TASK STATEMENT
Look through the lines below and extract each one that contains "Миру".

DATA FOR PROCESSING
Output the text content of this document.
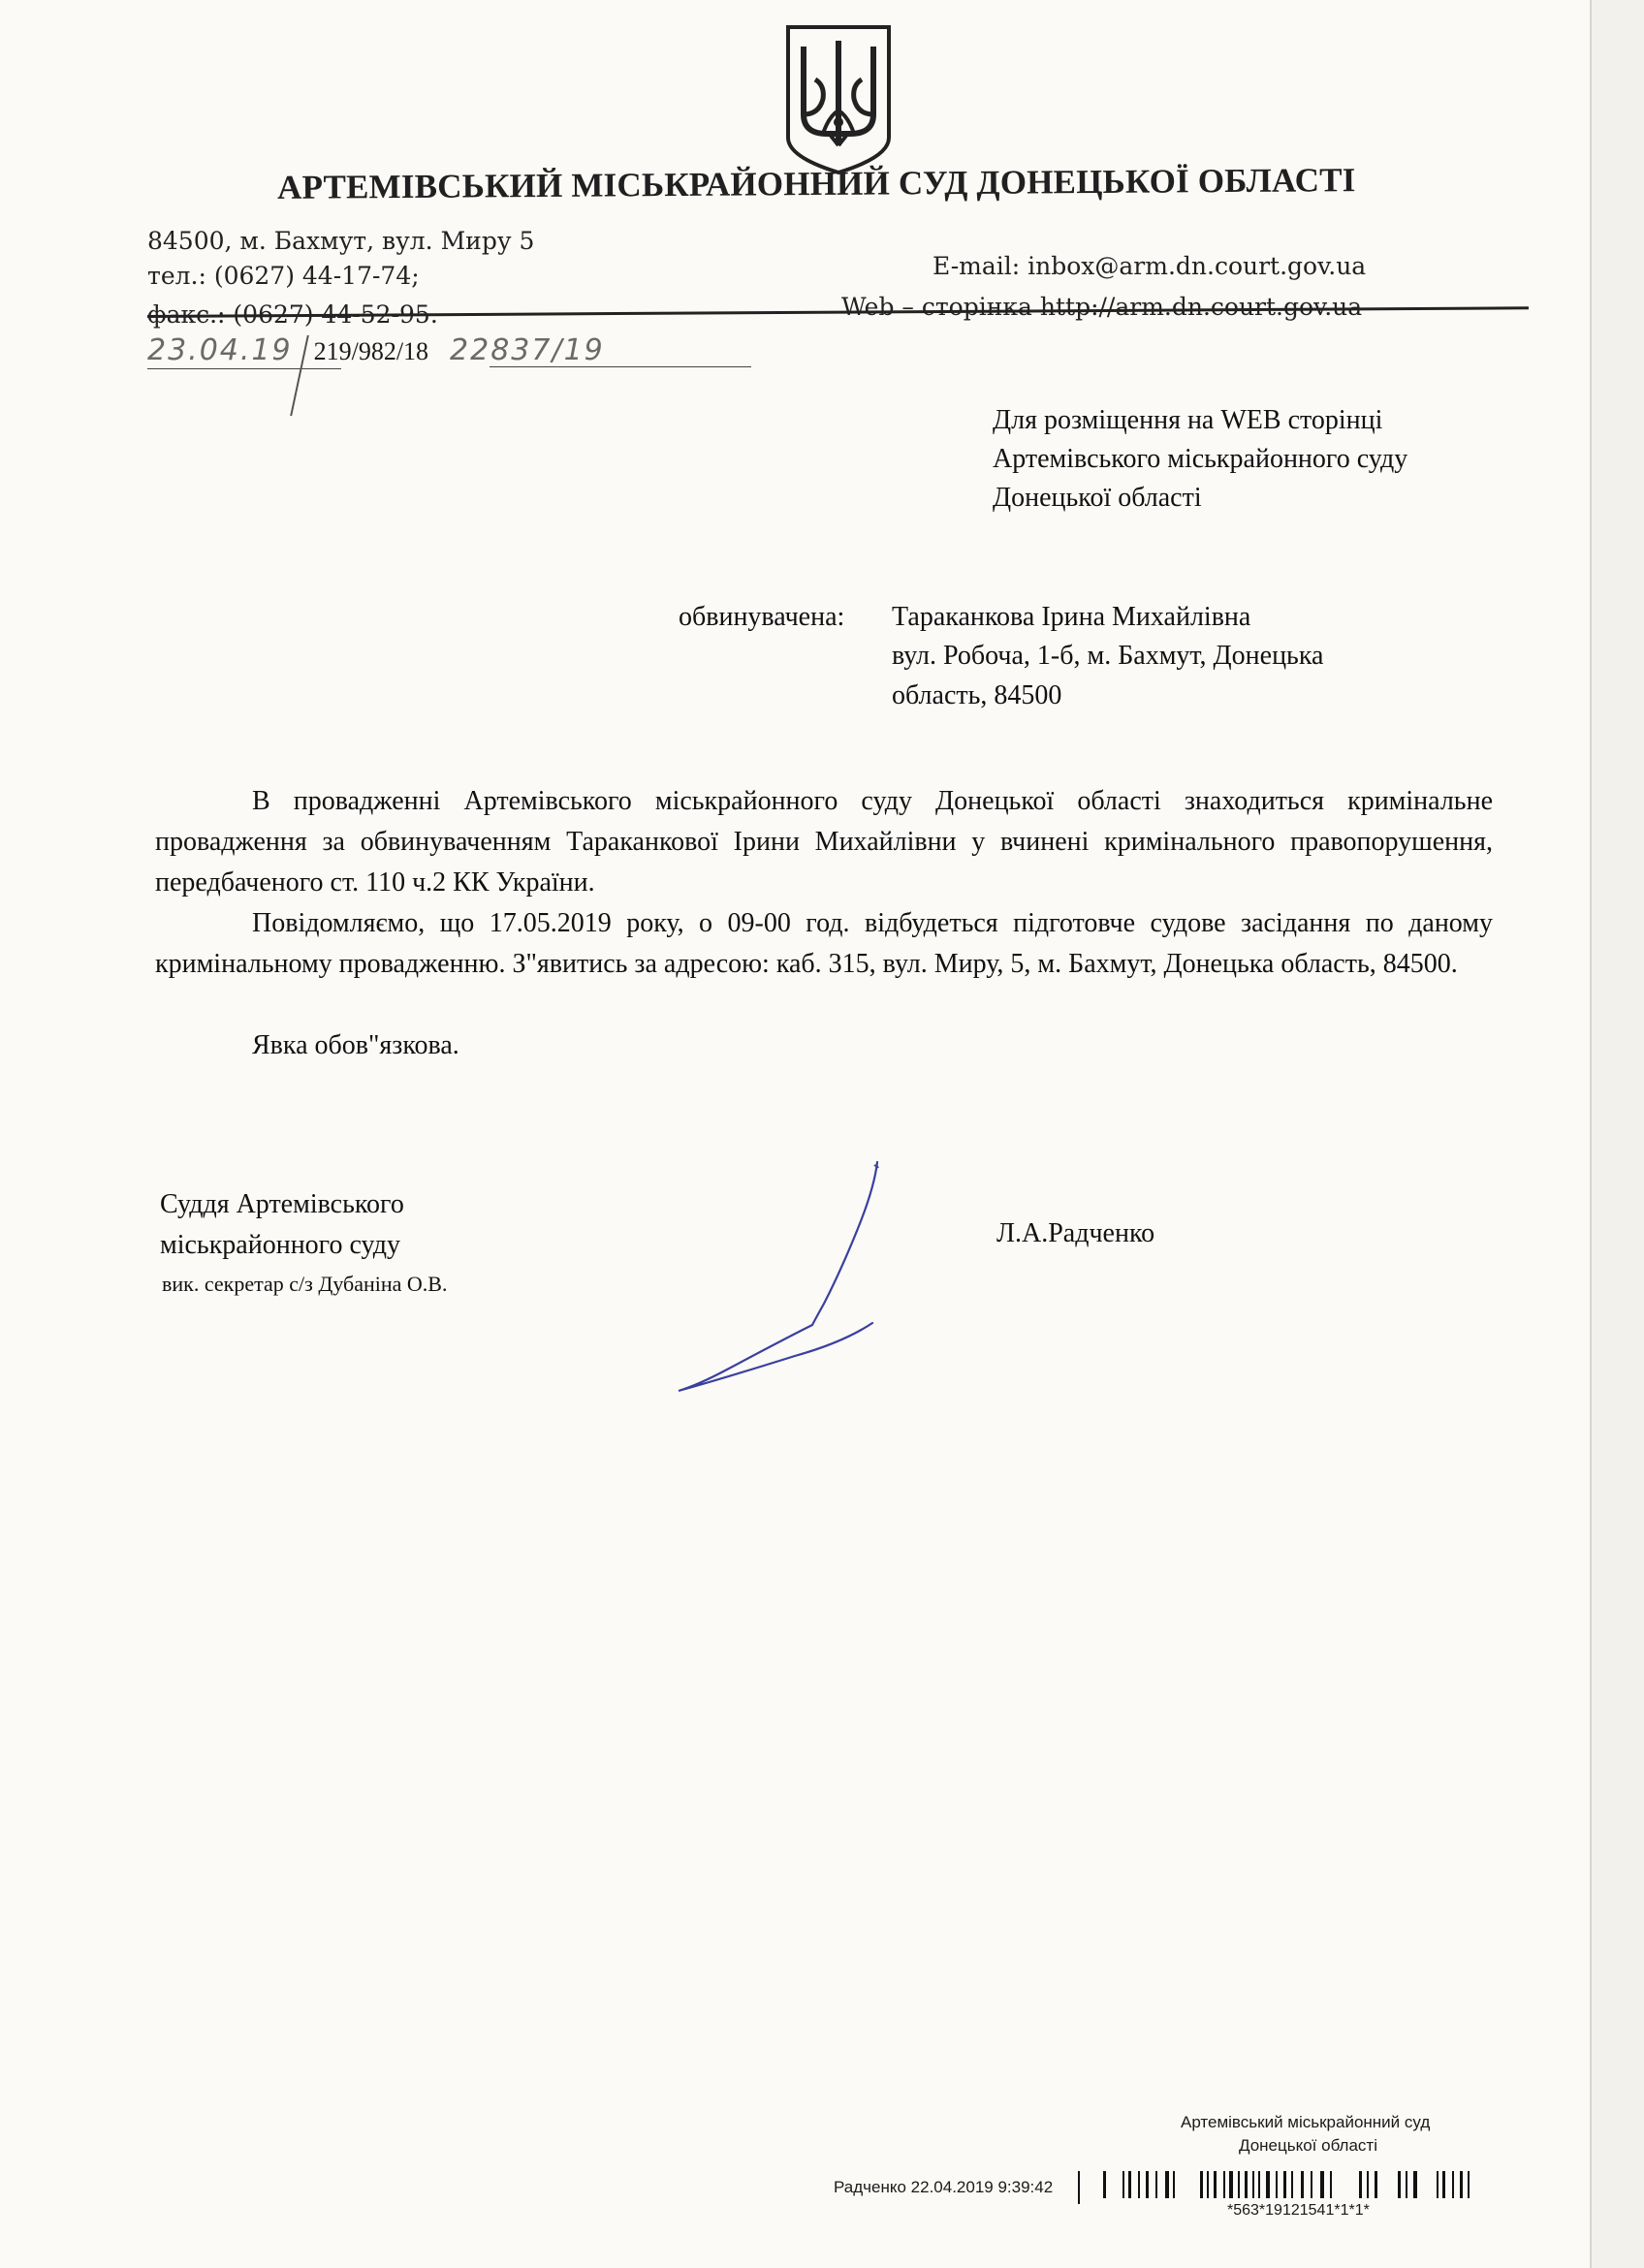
АРТЕМІВСЬКИЙ МІСЬКРАЙОННИЙ СУД ДОНЕЦЬКОЇ ОБЛАСТІ
84500, м. Бахмут, вул. Миру 5
тел.: (0627) 44-17-74;
факс.: (0627) 44-52-95.
E-mail: inbox@arm.dn.court.gov.ua
Web – сторінка http://arm.dn.court.gov.ua
23.04.19 219/982/18 22837/19
Для розміщення на WEB сторінці
Артемівського міськрайонного суду
Донецької області
обвинувачена: Тараканкова Ірина Михайлівна
вул. Робоча, 1-б, м. Бахмут, Донецька
область, 84500

В провадженні Артемівського міськрайонного суду Донецької області знаходиться кримінальне провадження за обвинуваченням Тараканкової Ірини Михайлівни у вчинені кримінального правопорушення, передбаченого ст. 110 ч.2 КК України.

Повідомляємо, що 17.05.2019 року, о 09-00 год. відбудеться підготовче судове засідання по даному кримінальному провадженню. З"явитись за адресою: каб. 315, вул. Миру, 5, м. Бахмут, Донецька область, 84500.

Явка обов"язкова.

Суддя Артемівського
міськрайонного суду
вик. секретар с/з Дубаніна О.В.
Л.А.Радченко
Артемівський міськрайонний суд
Донецької області
Радченко 22.04.2019 9:39:42
*563*19121541*1*1*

THE RESULT
84500, м. Бахмут, вул. Миру 5
Повідомляємо, що 17.05.2019 року, о 09-00 год. відбудеться підготовче судове засідання по даному кримінальному провадженню. З"явитись за адресою: каб. 315, вул. Миру, 5, м. Бахмут, Донецька область, 84500.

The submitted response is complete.